--- start INFORMATION SUPPLIED ---

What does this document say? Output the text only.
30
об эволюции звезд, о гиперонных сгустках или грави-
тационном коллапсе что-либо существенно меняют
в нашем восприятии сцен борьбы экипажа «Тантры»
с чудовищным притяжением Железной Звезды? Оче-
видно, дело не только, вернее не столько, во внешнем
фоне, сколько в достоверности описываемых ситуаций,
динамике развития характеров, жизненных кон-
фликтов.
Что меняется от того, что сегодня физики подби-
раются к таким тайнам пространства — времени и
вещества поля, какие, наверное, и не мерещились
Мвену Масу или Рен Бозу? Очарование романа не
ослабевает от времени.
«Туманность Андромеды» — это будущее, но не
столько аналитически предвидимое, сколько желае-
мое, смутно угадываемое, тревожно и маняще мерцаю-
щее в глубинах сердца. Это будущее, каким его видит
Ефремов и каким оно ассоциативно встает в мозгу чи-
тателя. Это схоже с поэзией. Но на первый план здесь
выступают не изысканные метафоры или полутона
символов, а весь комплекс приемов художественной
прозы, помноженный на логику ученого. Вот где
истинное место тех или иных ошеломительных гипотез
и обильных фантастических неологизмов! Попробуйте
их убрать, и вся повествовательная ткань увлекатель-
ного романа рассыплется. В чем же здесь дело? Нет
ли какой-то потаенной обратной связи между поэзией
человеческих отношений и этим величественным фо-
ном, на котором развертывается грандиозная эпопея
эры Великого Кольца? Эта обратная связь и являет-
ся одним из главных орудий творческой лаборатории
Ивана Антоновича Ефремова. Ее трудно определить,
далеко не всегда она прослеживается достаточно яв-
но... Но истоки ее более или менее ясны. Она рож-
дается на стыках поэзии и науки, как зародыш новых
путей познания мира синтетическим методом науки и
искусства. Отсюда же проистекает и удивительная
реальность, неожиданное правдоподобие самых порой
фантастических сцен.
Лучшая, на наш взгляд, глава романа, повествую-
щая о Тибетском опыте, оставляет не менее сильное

--- end INFORMATION SUPPLIED ---

__STATED PROBLEM__: Copy every line from the records above that contains the word "дело".

__EXPECTED ANSWER__:
видно, дело не только, вернее не столько, во внешнем
ного романа рассыплется. В чем же здесь дело? Нет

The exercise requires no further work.